EXTRACTED INFORMATION
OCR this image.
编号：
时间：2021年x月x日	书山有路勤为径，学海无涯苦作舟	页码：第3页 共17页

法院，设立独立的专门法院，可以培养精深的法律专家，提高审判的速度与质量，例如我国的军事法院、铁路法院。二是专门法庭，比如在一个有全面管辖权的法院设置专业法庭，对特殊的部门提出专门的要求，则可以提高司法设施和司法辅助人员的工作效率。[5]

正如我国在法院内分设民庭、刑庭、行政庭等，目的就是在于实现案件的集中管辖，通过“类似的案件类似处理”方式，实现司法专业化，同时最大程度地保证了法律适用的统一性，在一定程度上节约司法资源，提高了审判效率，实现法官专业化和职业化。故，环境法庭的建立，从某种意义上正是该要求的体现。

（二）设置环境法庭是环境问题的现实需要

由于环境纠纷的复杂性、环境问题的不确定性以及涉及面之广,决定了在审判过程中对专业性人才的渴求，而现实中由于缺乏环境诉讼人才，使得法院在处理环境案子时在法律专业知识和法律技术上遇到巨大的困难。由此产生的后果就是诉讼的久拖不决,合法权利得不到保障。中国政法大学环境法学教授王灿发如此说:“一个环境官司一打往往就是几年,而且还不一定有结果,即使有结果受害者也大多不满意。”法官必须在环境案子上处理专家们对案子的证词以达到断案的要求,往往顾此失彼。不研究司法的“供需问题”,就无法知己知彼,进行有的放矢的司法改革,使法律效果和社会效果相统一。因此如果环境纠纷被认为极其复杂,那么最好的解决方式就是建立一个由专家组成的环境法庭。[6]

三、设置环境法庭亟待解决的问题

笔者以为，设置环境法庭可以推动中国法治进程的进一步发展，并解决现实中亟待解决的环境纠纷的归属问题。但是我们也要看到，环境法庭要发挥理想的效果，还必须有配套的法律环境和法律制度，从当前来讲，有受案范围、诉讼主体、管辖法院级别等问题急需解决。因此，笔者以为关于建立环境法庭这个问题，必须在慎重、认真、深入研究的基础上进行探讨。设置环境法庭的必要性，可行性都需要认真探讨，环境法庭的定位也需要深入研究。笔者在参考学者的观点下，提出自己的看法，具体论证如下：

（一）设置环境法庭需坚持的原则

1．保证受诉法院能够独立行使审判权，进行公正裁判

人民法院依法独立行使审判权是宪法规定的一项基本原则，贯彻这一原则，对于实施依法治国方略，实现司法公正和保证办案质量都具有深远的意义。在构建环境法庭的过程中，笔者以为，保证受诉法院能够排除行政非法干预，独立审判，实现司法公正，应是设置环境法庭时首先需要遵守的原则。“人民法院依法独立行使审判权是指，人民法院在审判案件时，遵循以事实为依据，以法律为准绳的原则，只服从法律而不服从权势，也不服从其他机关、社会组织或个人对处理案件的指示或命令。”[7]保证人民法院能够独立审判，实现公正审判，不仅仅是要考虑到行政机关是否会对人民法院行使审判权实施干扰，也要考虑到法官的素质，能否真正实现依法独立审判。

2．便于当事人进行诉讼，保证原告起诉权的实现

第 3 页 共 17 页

REQUIREMENT
Collect the lines that hold "笔者以为".

SOLUTION FOR THIS TASK
笔者以为，设置环境法庭可以推动中国法治进程的进一步发展，并解决现实中亟待解决的环境纠纷的归属问题。但是我们也要看到，环境法庭要发挥理想的效果，还必须有配套的法律环境和法律制度，从当前来讲，有受案范围、诉讼主体、管辖法院级别等问题急需解决。因此，笔者以为关于建立环境法庭这个问题，必须在慎重、认真、深入研究的基础上进行探讨。设置环境法庭的必要性，可行性都需要认真探讨，环境法庭的定位也需要深入研究。笔者在参考学者的观点下，提出自己的看法，具体论证如下：
人民法院依法独立行使审判权是宪法规定的一项基本原则，贯彻这一原则，对于实施依法治国方略，实现司法公正和保证办案质量都具有深远的意义。在构建环境法庭的过程中，笔者以为，保证受诉法院能够排除行政非法干预，独立审判，实现司法公正，应是设置环境法庭时首先需要遵守的原则。“人民法院依法独立行使审判权是指，人民法院在审判案件时，遵循以事实为依据，以法律为准绳的原则，只服从法律而不服从权势，也不服从其他机关、社会组织或个人对处理案件的指示或命令。”[7]保证人民法院能够独立审判，实现公正审判，不仅仅是要考虑到行政机关是否会对人民法院行使审判权实施干扰，也要考虑到法官的素质，能否真正实现依法独立审判。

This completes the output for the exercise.